Task prompt: Please output every line of the material as it stands, without the pictures.

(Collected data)
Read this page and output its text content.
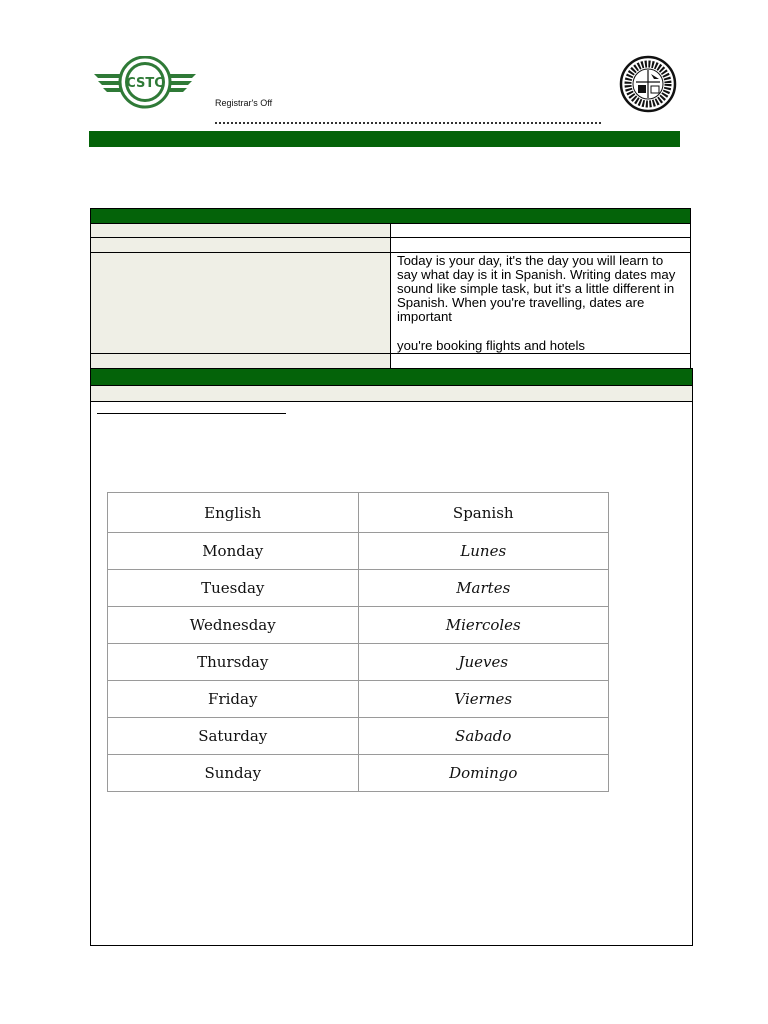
CSTC
Registrar's Off

	Today is your day, it's the day you will learn to say what day is it in Spanish. Writing dates may sound like simple task, but it's a little different in Spanish. When you're travelling, dates are important

you're booking flights and hotels

English	Spanish
Monday	Lunes
Tuesday	Martes
Wednesday	Miercoles
Thursday	Jueves
Friday	Viernes
Saturday	Sabado
Sunday	Domingo
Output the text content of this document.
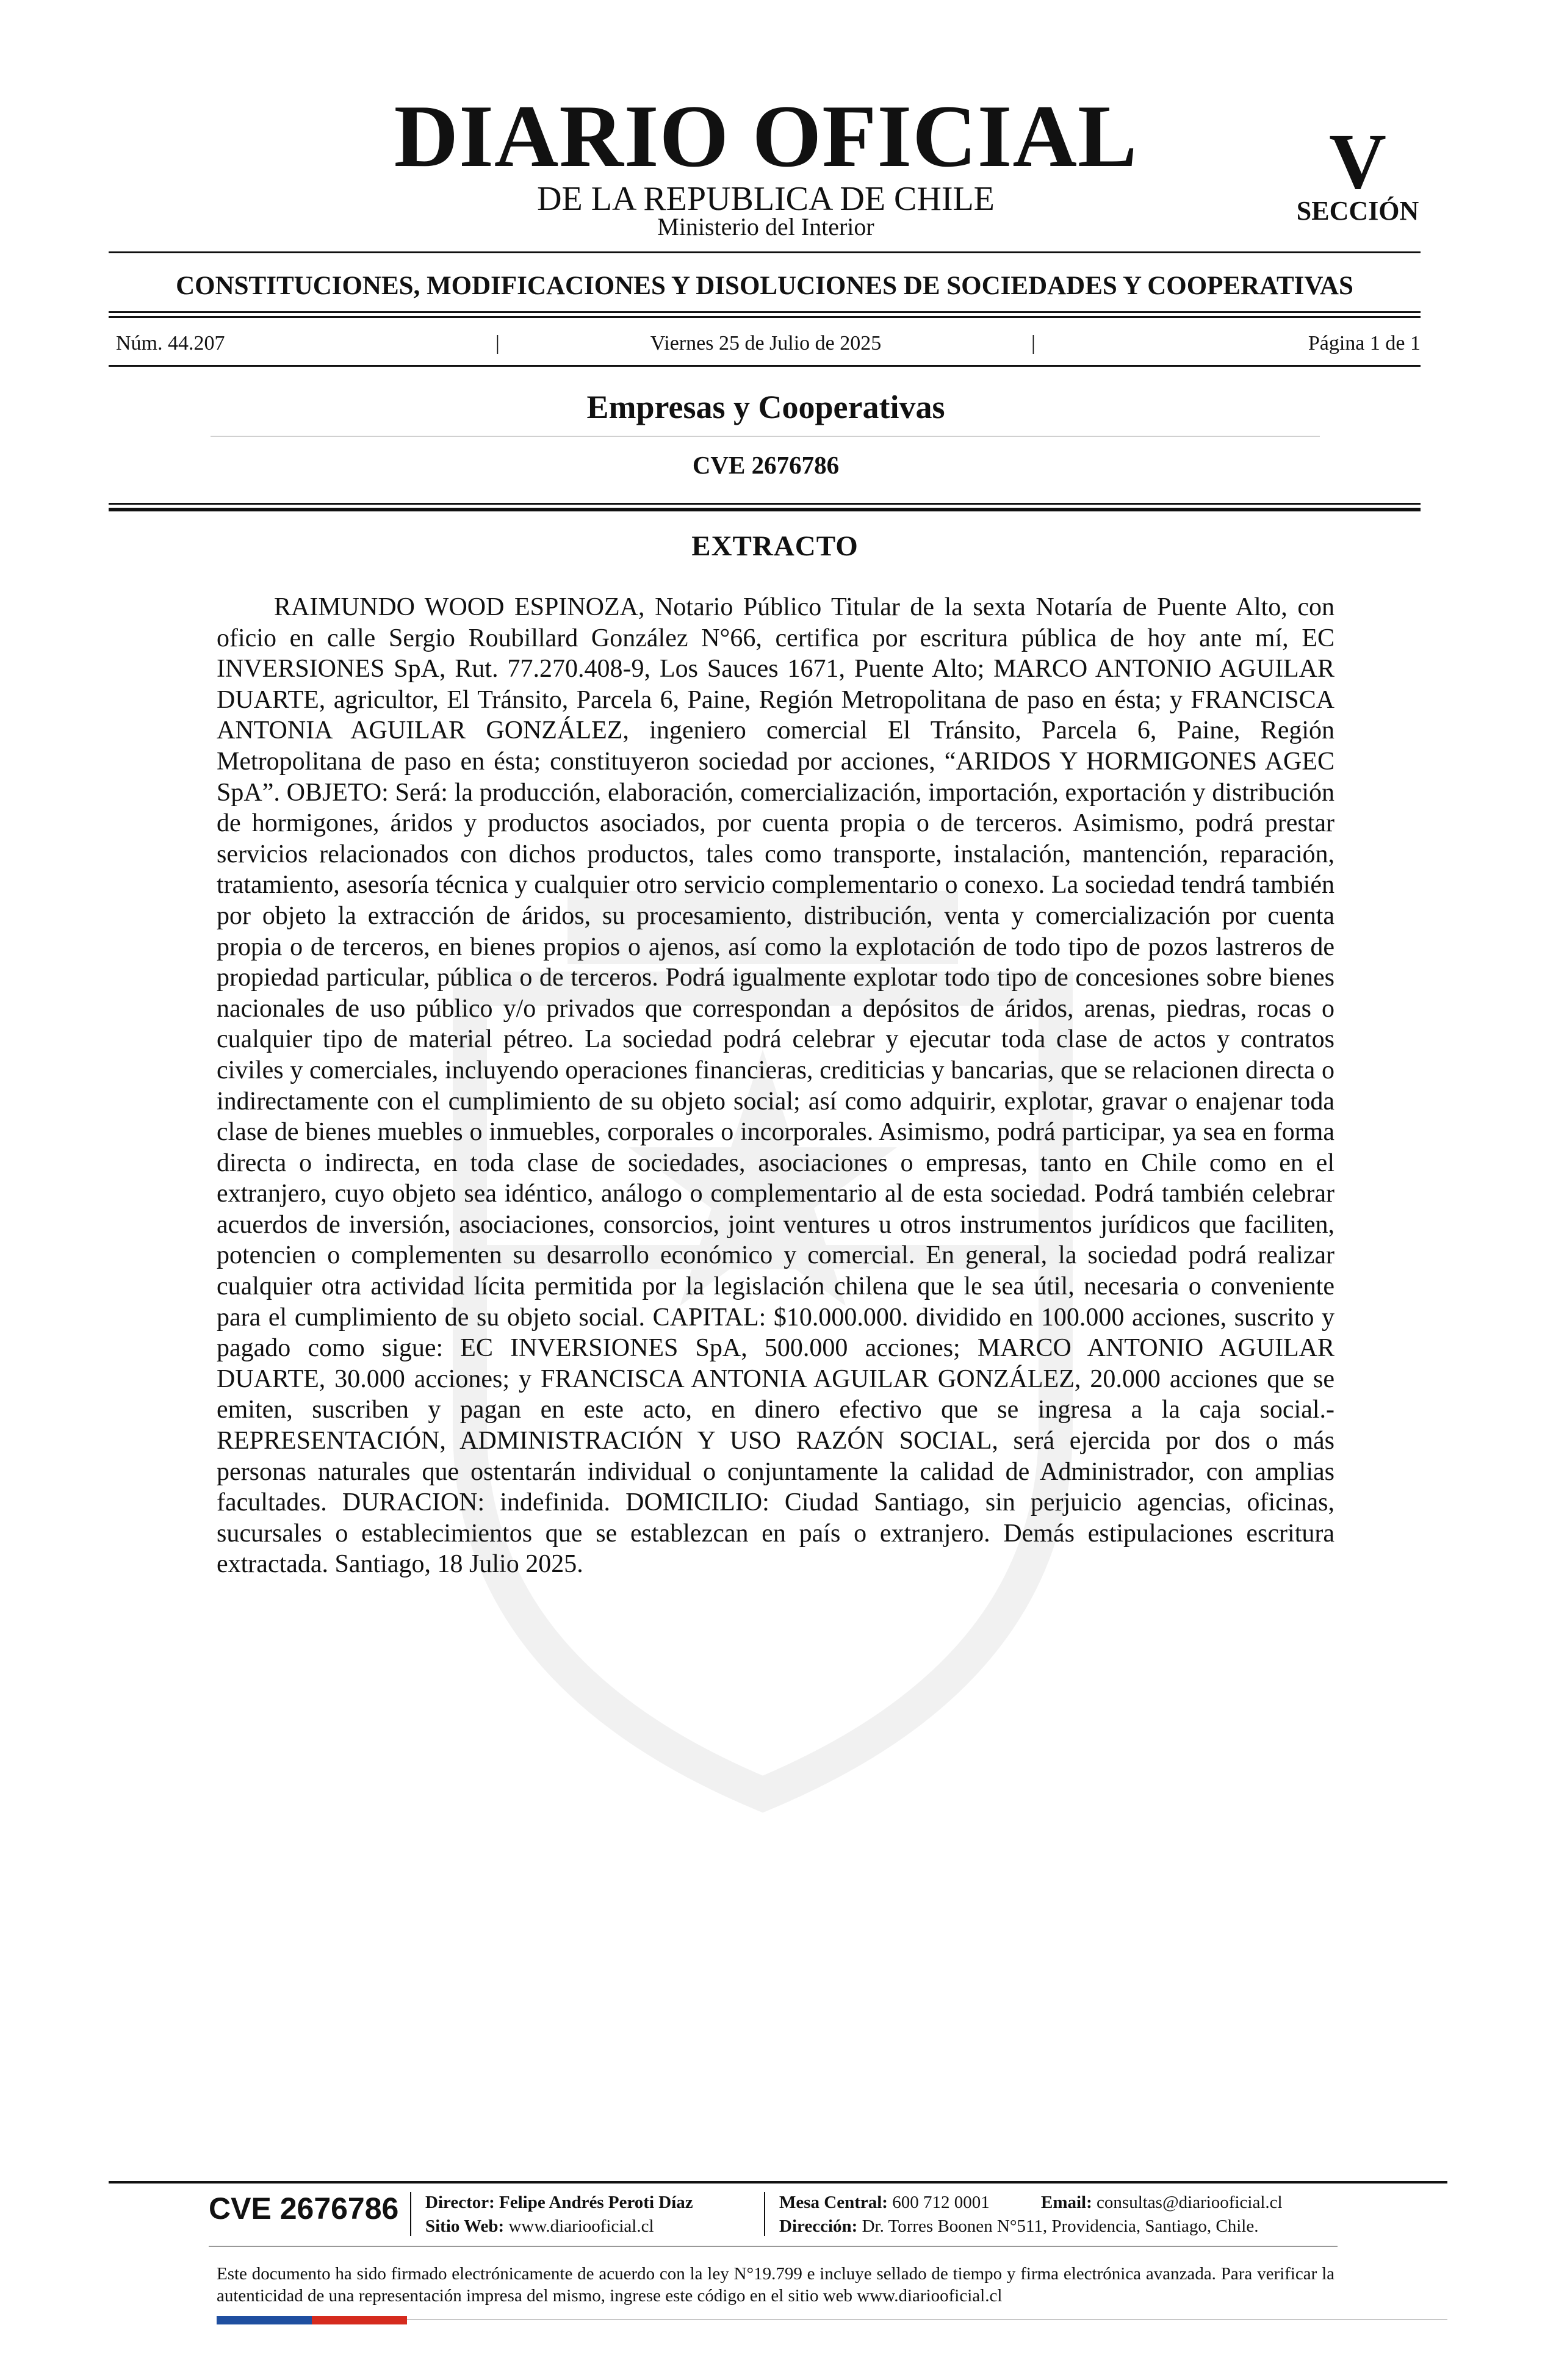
DIARIO OFICIAL
DE LA REPUBLICA DE CHILE
Ministerio del Interior
V
SECCIÓN
CONSTITUCIONES, MODIFICACIONES Y DISOLUCIONES DE SOCIEDADES Y COOPERATIVAS
Núm. 44.207	|	Viernes 25 de Julio de 2025	|	Página 1 de 1
Empresas y Cooperativas
CVE 2676786
EXTRACTO

RAIMUNDO WOOD ESPINOZA, Notario Público Titular de la sexta Notaría de Puente Alto, con oficio en calle Sergio Roubillard González N°66, certifica por escritura pública de hoy ante mí, EC INVERSIONES SpA, Rut. 77.270.408-9, Los Sauces 1671, Puente Alto; MARCO ANTONIO AGUILAR DUARTE, agricultor, El Tránsito, Parcela 6, Paine, Región Metropolitana de paso en ésta; y FRANCISCA ANTONIA AGUILAR GONZÁLEZ, ingeniero comercial El Tránsito, Parcela 6, Paine, Región Metropolitana de paso en ésta; constituyeron sociedad por acciones, “ARIDOS Y HORMIGONES AGEC SpA”. OBJETO: Será: la producción, elaboración, comercialización, importación, exportación y distribución de hormigones, áridos y productos asociados, por cuenta propia o de terceros. Asimismo, podrá prestar servicios relacionados con dichos productos, tales como transporte, instalación, mantención, reparación, tratamiento, asesoría técnica y cualquier otro servicio complementario o conexo. La sociedad tendrá también por objeto la extracción de áridos, su procesamiento, distribución, venta y comercialización por cuenta propia o de terceros, en bienes propios o ajenos, así como la explotación de todo tipo de pozos lastreros de propiedad particular, pública o de terceros. Podrá igualmente explotar todo tipo de concesiones sobre bienes nacionales de uso público y/o privados que correspondan a depósitos de áridos, arenas, piedras, rocas o cualquier tipo de material pétreo. La sociedad podrá celebrar y ejecutar toda clase de actos y contratos civiles y comerciales, incluyendo operaciones financieras, crediticias y bancarias, que se relacionen directa o indirectamente con el cumplimiento de su objeto social; así como adquirir, explotar, gravar o enajenar toda clase de bienes muebles o inmuebles, corporales o incorporales. Asimismo, podrá participar, ya sea en forma directa o indirecta, en toda clase de sociedades, asociaciones o empresas, tanto en Chile como en el extranjero, cuyo objeto sea idéntico, análogo o complementario al de esta sociedad. Podrá también celebrar acuerdos de inversión, asociaciones, consorcios, joint ventures u otros instrumentos jurídicos que faciliten, potencien o complementen su desarrollo económico y comercial. En general, la sociedad podrá realizar cualquier otra actividad lícita permitida por la legislación chilena que le sea útil, necesaria o conveniente para el cumplimiento de su objeto social. CAPITAL: $10.000.000. dividido en 100.000 acciones, suscrito y pagado como sigue: EC INVERSIONES SpA, 500.000 acciones; MARCO ANTONIO AGUILAR DUARTE, 30.000 acciones; y FRANCISCA ANTONIA AGUILAR GONZÁLEZ, 20.000 acciones que se emiten, suscriben y pagan en este acto, en dinero efectivo que se ingresa a la caja social.- REPRESENTACIÓN, ADMINISTRACIÓN Y USO RAZÓN SOCIAL, será ejercida por dos o más personas naturales que ostentarán individual o conjuntamente la calidad de Administrador, con amplias facultades. DURACION: indefinida. DOMICILIO: Ciudad Santiago, sin perjuicio agencias, oficinas, sucursales o establecimientos que se establezcan en país o extranjero. Demás estipulaciones escritura extractada. Santiago, 18 Julio 2025.

CVE 2676786 Director: Felipe Andrés Peroti Díaz
Sitio Web: www.diariooficial.cl
Mesa Central: 600 712 0001	Email: consultas@diariooficial.cl
Dirección: Dr. Torres Boonen N°511, Providencia, Santiago, Chile.

Este documento ha sido firmado electrónicamente de acuerdo con la ley N°19.799 e incluye sellado de tiempo y firma electrónica avanzada. Para verificar la autenticidad de una representación impresa del mismo, ingrese este código en el sitio web www.diariooficial.cl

Reply to the exercise:
Read this page and output its text content.
CSTC
Registrar's Off

	Today is your day, it's the day you will learn to say what day is it in Spanish. Writing dates may sound like simple task, but it's a little different in Spanish. When you're travelling, dates are important

you're booking flights and hotels

English	Spanish
Monday	Lunes
Tuesday	Martes
Wednesday	Miercoles
Thursday	Jueves
Friday	Viernes
Saturday	Sabado
Sunday	Domingo
Output the text content of this document.
DIARIO OFICIAL
DE LA REPUBLICA DE CHILE
Ministerio del Interior
V
SECCIÓN
CONSTITUCIONES, MODIFICACIONES Y DISOLUCIONES DE SOCIEDADES Y COOPERATIVAS
Núm. 44.207	|	Viernes 25 de Julio de 2025	|	Página 1 de 1
Empresas y Cooperativas
CVE 2676786
EXTRACTO

RAIMUNDO WOOD ESPINOZA, Notario Público Titular de la sexta Notaría de Puente Alto, con oficio en calle Sergio Roubillard González N°66, certifica por escritura pública de hoy ante mí, EC INVERSIONES SpA, Rut. 77.270.408-9, Los Sauces 1671, Puente Alto; MARCO ANTONIO AGUILAR DUARTE, agricultor, El Tránsito, Parcela 6, Paine, Región Metropolitana de paso en ésta; y FRANCISCA ANTONIA AGUILAR GONZÁLEZ, ingeniero comercial El Tránsito, Parcela 6, Paine, Región Metropolitana de paso en ésta; constituyeron sociedad por acciones, “ARIDOS Y HORMIGONES AGEC SpA”. OBJETO: Será: la producción, elaboración, comercialización, importación, exportación y distribución de hormigones, áridos y productos asociados, por cuenta propia o de terceros. Asimismo, podrá prestar servicios relacionados con dichos productos, tales como transporte, instalación, mantención, reparación, tratamiento, asesoría técnica y cualquier otro servicio complementario o conexo. La sociedad tendrá también por objeto la extracción de áridos, su procesamiento, distribución, venta y comercialización por cuenta propia o de terceros, en bienes propios o ajenos, así como la explotación de todo tipo de pozos lastreros de propiedad particular, pública o de terceros. Podrá igualmente explotar todo tipo de concesiones sobre bienes nacionales de uso público y/o privados que correspondan a depósitos de áridos, arenas, piedras, rocas o cualquier tipo de material pétreo. La sociedad podrá celebrar y ejecutar toda clase de actos y contratos civiles y comerciales, incluyendo operaciones financieras, crediticias y bancarias, que se relacionen directa o indirectamente con el cumplimiento de su objeto social; así como adquirir, explotar, gravar o enajenar toda clase de bienes muebles o inmuebles, corporales o incorporales. Asimismo, podrá participar, ya sea en forma directa o indirecta, en toda clase de sociedades, asociaciones o empresas, tanto en Chile como en el extranjero, cuyo objeto sea idéntico, análogo o complementario al de esta sociedad. Podrá también celebrar acuerdos de inversión, asociaciones, consorcios, joint ventures u otros instrumentos jurídicos que faciliten, potencien o complementen su desarrollo económico y comercial. En general, la sociedad podrá realizar cualquier otra actividad lícita permitida por la legislación chilena que le sea útil, necesaria o conveniente para el cumplimiento de su objeto social. CAPITAL: $10.000.000. dividido en 100.000 acciones, suscrito y pagado como sigue: EC INVERSIONES SpA, 500.000 acciones; MARCO ANTONIO AGUILAR DUARTE, 30.000 acciones; y FRANCISCA ANTONIA AGUILAR GONZÁLEZ, 20.000 acciones que se emiten, suscriben y pagan en este acto, en dinero efectivo que se ingresa a la caja social.- REPRESENTACIÓN, ADMINISTRACIÓN Y USO RAZÓN SOCIAL, será ejercida por dos o más personas naturales que ostentarán individual o conjuntamente la calidad de Administrador, con amplias facultades. DURACION: indefinida. DOMICILIO: Ciudad Santiago, sin perjuicio agencias, oficinas, sucursales o establecimientos que se establezcan en país o extranjero. Demás estipulaciones escritura extractada. Santiago, 18 Julio 2025.

CVE 2676786 Director: Felipe Andrés Peroti Díaz
Sitio Web: www.diariooficial.cl
Mesa Central: 600 712 0001	Email: consultas@diariooficial.cl
Dirección: Dr. Torres Boonen N°511, Providencia, Santiago, Chile.

Este documento ha sido firmado electrónicamente de acuerdo con la ley N°19.799 e incluye sellado de tiempo y firma electrónica avanzada. Para verificar la autenticidad de una representación impresa del mismo, ingrese este código en el sitio web www.diariooficial.cl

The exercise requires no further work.